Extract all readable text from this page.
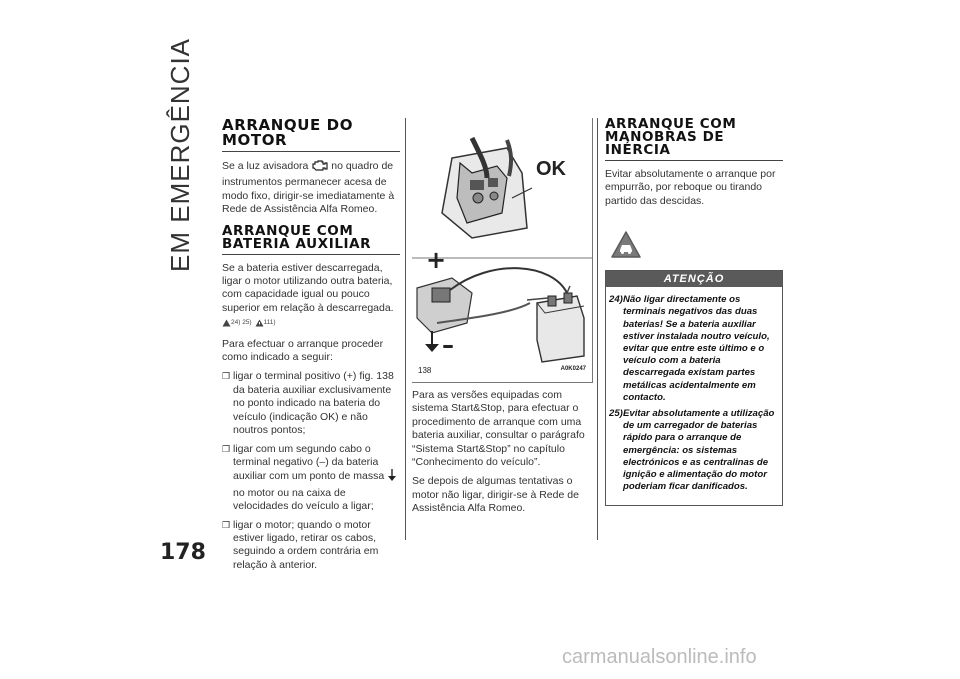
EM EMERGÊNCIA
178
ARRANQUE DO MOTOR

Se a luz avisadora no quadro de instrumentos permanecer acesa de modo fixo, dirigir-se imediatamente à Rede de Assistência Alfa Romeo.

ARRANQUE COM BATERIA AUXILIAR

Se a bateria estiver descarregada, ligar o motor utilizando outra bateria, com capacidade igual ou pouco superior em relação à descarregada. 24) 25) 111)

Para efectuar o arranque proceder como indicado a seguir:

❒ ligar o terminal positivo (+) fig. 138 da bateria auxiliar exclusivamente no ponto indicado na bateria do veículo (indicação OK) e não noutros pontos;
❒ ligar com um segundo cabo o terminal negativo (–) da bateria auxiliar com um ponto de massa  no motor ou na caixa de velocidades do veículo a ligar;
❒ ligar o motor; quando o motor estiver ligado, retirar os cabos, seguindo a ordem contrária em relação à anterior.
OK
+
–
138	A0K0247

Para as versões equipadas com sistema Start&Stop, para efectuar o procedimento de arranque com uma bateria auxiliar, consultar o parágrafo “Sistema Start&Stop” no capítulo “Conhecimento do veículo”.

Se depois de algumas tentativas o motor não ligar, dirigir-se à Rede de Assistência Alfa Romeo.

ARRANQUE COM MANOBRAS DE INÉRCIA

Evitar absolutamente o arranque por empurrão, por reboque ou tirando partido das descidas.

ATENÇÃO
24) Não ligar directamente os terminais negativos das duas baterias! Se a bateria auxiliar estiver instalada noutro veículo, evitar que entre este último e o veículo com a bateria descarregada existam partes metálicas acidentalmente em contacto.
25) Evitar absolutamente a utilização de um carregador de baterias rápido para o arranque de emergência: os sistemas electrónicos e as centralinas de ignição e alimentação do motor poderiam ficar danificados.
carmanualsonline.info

> WRITTEN EXERCISE: Each record should be quoted exactly, with the images omitted.

> RESULT OF THIS TASK:
Extract all readable text from this page.
EM EMERGÊNCIA
178
ARRANQUE DO MOTOR

Se a luz avisadora no quadro de instrumentos permanecer acesa de modo fixo, dirigir-se imediatamente à Rede de Assistência Alfa Romeo.

ARRANQUE COM BATERIA AUXILIAR

Se a bateria estiver descarregada, ligar o motor utilizando outra bateria, com capacidade igual ou pouco superior em relação à descarregada. 24) 25) 111)

Para efectuar o arranque proceder como indicado a seguir:

❒ ligar o terminal positivo (+) fig. 138 da bateria auxiliar exclusivamente no ponto indicado na bateria do veículo (indicação OK) e não noutros pontos;
❒ ligar com um segundo cabo o terminal negativo (–) da bateria auxiliar com um ponto de massa  no motor ou na caixa de velocidades do veículo a ligar;
❒ ligar o motor; quando o motor estiver ligado, retirar os cabos, seguindo a ordem contrária em relação à anterior.
OK
+
–
138	A0K0247

Para as versões equipadas com sistema Start&Stop, para efectuar o procedimento de arranque com uma bateria auxiliar, consultar o parágrafo “Sistema Start&Stop” no capítulo “Conhecimento do veículo”.

Se depois de algumas tentativas o motor não ligar, dirigir-se à Rede de Assistência Alfa Romeo.

ARRANQUE COM MANOBRAS DE INÉRCIA

Evitar absolutamente o arranque por empurrão, por reboque ou tirando partido das descidas.

ATENÇÃO
24) Não ligar directamente os terminais negativos das duas baterias! Se a bateria auxiliar estiver instalada noutro veículo, evitar que entre este último e o veículo com a bateria descarregada existam partes metálicas acidentalmente em contacto.
25) Evitar absolutamente a utilização de um carregador de baterias rápido para o arranque de emergência: os sistemas electrónicos e as centralinas de ignição e alimentação do motor poderiam ficar danificados.
carmanualsonline.info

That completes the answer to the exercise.